# Available data

(begin)

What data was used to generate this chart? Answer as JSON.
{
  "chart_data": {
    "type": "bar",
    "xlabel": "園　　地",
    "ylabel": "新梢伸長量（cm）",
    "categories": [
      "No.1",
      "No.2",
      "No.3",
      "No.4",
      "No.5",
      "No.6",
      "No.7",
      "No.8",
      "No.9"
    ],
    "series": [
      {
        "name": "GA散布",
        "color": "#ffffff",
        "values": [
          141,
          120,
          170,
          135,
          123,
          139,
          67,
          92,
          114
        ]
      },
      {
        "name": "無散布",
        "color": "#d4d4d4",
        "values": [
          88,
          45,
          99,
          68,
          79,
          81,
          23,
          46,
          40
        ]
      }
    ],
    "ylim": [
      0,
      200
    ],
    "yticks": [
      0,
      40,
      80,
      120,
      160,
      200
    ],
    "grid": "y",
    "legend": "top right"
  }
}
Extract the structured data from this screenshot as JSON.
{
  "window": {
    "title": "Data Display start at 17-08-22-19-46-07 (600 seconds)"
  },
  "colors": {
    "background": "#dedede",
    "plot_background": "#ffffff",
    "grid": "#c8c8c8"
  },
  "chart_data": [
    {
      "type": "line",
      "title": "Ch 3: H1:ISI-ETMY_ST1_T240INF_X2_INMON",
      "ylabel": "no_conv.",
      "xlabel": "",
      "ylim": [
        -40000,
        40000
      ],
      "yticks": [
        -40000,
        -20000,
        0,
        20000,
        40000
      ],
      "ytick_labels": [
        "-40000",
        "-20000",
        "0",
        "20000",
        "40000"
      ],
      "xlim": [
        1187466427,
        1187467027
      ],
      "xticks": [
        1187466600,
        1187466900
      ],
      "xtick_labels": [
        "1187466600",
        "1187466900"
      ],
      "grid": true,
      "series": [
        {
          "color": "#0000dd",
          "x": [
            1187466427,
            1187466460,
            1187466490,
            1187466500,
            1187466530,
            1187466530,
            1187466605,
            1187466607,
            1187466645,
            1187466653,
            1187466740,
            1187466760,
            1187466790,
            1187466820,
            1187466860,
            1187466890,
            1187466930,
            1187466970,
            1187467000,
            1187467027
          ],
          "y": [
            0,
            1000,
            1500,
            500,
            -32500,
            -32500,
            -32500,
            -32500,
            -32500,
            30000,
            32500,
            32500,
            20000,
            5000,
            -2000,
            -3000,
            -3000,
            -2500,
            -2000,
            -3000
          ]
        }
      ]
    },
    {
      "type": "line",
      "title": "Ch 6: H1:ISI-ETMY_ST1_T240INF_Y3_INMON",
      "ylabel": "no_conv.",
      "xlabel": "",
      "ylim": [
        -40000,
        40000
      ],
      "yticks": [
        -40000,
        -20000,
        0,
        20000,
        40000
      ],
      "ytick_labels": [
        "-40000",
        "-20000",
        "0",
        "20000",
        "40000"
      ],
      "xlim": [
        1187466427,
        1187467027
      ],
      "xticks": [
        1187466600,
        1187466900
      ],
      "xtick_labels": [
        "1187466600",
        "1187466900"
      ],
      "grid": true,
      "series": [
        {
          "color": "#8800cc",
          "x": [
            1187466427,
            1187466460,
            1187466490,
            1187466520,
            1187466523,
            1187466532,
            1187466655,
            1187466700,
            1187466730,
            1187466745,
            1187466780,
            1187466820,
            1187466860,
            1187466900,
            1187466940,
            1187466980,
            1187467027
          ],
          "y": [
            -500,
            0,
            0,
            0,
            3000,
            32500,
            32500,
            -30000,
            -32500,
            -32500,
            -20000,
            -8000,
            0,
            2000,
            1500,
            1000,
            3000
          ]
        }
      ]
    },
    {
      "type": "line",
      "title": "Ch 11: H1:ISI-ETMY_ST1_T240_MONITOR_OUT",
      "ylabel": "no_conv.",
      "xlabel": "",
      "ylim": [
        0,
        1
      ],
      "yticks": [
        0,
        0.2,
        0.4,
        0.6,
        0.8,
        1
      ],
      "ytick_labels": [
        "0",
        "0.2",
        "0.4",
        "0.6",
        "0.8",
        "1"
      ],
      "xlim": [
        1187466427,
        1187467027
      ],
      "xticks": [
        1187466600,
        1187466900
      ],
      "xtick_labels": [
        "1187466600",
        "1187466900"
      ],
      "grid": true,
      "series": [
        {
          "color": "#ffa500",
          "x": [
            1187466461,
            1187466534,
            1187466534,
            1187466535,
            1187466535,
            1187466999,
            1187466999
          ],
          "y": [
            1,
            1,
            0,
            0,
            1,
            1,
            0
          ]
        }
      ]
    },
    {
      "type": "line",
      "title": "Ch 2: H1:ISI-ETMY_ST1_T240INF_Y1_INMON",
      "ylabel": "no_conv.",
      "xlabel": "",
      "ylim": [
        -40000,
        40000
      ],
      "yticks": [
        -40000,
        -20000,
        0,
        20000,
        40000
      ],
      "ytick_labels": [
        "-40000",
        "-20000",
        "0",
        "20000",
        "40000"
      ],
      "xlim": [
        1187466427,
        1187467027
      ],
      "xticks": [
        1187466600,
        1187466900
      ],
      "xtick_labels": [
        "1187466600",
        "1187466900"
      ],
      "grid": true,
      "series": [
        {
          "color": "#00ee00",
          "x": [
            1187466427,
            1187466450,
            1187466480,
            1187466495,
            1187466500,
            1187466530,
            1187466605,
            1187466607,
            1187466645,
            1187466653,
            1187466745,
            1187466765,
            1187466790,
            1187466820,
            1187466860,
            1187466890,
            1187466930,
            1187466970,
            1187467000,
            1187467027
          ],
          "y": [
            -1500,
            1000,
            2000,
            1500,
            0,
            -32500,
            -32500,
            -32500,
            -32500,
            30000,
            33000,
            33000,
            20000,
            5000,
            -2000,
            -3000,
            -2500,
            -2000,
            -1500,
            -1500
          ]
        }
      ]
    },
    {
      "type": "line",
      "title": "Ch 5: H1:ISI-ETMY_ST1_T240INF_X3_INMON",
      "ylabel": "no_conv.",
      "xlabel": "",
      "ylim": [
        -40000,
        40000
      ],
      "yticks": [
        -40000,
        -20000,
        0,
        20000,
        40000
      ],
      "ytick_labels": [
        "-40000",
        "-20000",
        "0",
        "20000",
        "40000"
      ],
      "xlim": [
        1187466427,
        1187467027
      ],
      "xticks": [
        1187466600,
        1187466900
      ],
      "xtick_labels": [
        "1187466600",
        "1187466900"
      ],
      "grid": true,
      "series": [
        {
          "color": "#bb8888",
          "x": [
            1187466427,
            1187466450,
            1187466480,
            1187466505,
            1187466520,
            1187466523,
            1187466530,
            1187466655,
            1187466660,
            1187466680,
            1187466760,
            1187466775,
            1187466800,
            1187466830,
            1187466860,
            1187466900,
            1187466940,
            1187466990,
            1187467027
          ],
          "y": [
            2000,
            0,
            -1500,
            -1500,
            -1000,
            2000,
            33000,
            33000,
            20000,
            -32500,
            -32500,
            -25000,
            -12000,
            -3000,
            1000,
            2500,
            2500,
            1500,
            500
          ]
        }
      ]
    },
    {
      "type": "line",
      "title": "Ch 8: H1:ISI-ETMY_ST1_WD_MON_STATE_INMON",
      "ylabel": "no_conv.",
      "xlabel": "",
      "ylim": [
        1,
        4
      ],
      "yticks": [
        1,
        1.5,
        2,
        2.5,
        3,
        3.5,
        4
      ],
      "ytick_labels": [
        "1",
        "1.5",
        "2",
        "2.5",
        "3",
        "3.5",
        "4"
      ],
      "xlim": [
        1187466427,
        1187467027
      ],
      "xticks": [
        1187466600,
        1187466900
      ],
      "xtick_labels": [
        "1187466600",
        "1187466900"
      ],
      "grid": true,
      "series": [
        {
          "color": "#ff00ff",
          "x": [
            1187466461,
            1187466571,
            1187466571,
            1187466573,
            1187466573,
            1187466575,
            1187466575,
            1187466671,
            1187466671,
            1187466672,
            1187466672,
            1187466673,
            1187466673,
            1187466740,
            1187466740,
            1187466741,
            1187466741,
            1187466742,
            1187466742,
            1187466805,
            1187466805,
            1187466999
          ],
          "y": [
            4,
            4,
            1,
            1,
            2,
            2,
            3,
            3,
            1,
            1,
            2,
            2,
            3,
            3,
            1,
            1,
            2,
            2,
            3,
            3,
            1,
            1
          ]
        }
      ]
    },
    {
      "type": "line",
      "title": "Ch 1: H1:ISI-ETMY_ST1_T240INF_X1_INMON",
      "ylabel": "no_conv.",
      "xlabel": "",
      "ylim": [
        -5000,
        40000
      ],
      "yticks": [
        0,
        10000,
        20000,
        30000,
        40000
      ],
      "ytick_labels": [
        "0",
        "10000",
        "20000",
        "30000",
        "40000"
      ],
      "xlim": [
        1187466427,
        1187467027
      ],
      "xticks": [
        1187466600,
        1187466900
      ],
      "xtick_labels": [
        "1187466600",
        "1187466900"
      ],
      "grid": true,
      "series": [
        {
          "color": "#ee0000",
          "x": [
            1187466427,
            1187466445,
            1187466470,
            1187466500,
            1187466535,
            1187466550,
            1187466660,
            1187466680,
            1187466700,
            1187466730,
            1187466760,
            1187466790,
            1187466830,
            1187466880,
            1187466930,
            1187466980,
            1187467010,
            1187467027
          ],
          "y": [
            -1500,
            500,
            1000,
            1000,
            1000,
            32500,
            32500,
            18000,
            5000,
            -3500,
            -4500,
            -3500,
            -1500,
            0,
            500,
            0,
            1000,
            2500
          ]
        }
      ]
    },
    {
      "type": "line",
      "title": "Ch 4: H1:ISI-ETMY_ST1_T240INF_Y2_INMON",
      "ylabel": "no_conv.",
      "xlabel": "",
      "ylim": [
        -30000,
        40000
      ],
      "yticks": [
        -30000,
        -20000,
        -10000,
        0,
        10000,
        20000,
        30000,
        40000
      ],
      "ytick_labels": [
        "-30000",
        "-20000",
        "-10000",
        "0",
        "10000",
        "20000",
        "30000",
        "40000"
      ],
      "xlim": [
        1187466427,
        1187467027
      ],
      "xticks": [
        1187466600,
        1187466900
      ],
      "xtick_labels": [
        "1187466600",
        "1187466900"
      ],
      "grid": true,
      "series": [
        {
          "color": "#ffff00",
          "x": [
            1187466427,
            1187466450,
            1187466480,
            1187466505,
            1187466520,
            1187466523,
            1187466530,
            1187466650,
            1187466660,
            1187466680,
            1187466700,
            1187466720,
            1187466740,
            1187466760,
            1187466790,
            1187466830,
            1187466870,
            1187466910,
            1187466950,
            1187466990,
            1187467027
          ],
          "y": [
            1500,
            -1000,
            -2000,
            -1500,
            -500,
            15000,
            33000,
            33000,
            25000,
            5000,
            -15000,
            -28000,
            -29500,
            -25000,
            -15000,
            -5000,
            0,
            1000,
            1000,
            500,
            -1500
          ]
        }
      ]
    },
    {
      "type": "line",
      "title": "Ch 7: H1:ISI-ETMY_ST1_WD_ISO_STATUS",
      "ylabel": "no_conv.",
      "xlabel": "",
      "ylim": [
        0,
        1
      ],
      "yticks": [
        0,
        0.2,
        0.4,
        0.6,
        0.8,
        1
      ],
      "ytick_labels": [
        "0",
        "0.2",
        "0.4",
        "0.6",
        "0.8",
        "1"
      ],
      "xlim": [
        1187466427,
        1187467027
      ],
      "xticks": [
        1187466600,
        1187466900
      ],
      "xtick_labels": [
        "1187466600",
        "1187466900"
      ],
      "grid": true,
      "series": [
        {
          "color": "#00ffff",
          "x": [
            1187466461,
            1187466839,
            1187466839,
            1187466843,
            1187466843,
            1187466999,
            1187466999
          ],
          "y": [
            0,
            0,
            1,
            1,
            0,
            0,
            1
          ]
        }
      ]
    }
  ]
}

(end)

# Exercise brief
Say how many lines in the records hold the string "this", and say nothing else.

# The result
2